Material »
****

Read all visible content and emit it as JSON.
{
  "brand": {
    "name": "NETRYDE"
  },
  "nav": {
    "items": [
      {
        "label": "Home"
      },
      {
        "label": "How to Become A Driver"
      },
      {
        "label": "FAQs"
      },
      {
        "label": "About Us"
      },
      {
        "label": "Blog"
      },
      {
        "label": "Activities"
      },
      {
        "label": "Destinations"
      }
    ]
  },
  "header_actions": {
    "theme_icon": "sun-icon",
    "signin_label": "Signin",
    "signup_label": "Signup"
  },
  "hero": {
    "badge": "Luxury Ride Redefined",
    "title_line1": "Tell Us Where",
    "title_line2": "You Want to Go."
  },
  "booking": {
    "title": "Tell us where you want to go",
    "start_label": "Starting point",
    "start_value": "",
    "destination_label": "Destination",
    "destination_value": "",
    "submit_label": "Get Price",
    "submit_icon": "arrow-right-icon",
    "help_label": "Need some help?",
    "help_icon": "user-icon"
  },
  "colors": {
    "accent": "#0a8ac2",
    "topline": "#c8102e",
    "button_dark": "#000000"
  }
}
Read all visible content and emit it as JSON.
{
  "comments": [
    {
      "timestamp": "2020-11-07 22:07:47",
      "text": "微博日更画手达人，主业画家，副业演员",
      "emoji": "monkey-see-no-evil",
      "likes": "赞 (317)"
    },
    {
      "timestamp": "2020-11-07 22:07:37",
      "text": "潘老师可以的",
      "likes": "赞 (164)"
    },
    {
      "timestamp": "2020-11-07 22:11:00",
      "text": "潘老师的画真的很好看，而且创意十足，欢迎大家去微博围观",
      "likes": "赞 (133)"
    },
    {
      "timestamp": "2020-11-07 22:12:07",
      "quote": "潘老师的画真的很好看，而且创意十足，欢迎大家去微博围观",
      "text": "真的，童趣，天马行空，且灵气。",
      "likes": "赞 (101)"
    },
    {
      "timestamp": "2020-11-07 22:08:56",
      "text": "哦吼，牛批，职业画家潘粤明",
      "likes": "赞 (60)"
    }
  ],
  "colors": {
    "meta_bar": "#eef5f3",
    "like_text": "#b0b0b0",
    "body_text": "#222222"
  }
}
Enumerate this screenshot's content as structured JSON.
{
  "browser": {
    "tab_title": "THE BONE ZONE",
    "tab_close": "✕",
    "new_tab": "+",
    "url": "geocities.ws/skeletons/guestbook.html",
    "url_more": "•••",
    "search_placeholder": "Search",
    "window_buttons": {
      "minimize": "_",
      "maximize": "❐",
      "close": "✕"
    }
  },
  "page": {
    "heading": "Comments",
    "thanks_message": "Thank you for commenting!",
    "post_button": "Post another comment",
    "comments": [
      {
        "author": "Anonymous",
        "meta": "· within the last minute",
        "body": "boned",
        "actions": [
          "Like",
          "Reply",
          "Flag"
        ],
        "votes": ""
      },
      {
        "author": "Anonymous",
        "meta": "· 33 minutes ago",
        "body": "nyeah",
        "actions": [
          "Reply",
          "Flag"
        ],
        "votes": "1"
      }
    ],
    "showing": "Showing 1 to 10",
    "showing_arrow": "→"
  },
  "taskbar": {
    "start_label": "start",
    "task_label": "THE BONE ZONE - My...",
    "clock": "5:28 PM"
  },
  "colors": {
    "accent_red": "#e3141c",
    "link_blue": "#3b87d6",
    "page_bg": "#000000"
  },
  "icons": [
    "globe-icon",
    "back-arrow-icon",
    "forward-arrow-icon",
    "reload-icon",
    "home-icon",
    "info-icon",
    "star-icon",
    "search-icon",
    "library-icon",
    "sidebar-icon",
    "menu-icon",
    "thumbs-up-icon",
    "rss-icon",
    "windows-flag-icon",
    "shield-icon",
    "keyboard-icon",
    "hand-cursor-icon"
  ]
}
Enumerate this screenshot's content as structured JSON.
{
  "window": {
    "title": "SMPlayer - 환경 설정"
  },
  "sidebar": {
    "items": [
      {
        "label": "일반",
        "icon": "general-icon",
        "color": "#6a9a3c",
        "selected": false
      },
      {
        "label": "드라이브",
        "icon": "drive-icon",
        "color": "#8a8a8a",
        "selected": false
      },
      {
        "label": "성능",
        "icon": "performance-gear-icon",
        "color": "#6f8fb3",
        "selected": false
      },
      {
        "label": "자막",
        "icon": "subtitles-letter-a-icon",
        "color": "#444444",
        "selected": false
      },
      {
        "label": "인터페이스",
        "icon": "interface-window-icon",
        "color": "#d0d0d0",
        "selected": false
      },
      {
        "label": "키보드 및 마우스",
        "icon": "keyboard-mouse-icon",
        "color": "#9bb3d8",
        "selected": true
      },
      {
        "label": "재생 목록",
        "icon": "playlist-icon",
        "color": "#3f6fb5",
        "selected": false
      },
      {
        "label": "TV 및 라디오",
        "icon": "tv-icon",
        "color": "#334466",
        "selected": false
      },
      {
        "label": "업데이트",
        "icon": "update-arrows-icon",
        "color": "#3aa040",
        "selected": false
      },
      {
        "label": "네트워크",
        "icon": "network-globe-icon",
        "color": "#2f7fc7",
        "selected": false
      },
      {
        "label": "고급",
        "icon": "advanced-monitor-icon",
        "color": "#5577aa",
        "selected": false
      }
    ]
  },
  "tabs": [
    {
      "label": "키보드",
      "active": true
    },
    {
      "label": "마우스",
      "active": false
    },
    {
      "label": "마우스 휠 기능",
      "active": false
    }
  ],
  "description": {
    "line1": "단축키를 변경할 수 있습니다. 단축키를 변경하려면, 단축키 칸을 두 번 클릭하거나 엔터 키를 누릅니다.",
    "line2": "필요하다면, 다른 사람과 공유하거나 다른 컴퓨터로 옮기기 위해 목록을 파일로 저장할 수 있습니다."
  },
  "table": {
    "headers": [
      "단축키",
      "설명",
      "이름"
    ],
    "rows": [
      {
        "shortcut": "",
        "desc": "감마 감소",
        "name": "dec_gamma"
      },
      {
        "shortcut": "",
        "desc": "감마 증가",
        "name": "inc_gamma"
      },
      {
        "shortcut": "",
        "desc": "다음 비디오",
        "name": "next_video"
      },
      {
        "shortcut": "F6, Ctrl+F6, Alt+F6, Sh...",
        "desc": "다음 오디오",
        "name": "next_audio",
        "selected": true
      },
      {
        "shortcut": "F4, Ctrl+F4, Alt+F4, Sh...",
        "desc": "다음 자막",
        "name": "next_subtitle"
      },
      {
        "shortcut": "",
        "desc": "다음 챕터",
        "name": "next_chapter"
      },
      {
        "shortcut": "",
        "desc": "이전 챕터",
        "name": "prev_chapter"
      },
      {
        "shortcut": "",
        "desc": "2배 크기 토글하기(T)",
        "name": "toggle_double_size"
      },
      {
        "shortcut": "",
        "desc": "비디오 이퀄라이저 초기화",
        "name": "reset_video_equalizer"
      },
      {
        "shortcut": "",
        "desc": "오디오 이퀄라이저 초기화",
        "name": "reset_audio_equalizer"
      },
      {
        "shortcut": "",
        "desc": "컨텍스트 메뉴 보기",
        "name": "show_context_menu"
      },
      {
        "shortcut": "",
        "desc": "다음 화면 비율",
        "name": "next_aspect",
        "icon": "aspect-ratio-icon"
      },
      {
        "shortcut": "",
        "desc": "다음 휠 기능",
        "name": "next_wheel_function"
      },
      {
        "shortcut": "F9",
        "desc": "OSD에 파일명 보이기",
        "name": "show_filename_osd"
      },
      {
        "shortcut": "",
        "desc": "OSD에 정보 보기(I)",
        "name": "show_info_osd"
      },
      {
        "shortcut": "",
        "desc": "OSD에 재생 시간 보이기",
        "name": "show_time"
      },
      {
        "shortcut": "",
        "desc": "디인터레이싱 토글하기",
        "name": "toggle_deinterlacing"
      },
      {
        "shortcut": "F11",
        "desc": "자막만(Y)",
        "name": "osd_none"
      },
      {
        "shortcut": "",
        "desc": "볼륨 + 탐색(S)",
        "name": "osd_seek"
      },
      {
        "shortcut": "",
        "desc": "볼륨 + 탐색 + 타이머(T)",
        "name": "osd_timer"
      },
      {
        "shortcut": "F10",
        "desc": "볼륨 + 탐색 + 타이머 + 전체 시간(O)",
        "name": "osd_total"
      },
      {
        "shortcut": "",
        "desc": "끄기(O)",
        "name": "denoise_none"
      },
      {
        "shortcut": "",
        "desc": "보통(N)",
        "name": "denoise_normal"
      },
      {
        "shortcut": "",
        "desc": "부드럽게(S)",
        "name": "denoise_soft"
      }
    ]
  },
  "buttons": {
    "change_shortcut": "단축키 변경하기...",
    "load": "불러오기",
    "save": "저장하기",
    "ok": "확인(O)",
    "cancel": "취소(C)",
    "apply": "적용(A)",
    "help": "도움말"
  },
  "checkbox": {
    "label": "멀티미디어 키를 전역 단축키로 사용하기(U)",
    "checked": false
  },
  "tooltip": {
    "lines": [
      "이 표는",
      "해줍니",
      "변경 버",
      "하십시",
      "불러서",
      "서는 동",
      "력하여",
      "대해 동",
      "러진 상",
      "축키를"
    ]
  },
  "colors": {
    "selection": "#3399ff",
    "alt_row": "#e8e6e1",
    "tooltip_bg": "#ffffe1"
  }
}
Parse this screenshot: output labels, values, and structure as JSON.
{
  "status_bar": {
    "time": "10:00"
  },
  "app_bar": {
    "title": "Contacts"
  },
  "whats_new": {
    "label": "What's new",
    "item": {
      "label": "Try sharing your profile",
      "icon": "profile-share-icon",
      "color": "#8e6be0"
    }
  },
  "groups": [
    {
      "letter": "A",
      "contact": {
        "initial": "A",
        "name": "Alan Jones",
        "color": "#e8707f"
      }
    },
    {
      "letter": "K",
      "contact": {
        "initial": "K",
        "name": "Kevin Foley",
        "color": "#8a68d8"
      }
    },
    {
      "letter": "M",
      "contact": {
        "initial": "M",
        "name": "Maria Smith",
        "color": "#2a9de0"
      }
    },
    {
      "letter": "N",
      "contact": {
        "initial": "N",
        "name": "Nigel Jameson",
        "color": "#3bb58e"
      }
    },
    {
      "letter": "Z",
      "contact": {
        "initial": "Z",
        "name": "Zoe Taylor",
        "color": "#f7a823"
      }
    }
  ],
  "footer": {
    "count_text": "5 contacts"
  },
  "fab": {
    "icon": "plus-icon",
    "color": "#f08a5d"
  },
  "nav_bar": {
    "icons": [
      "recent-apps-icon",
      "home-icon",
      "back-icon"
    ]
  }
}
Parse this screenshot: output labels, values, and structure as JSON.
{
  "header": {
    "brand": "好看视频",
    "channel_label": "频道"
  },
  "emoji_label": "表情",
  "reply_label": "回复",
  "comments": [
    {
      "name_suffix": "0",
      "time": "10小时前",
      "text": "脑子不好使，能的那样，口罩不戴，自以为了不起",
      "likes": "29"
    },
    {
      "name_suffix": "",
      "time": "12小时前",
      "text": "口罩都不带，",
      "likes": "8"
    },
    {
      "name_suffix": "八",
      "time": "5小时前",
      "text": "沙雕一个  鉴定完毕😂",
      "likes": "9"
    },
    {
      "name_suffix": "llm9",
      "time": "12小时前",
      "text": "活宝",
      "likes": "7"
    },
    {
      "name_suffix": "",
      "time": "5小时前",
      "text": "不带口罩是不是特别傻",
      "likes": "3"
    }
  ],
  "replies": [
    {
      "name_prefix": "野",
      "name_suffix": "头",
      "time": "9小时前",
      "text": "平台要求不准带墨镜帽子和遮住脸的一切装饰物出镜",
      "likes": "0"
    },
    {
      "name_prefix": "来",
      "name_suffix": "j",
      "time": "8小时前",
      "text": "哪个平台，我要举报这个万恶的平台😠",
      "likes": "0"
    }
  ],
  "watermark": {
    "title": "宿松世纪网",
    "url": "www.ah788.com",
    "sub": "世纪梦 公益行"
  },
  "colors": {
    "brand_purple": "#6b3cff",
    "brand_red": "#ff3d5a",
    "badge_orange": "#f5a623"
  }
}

****

Task brief »
Find every line in the records that has the string "keyboard", then state how many there are and nothing else.

Task response »
2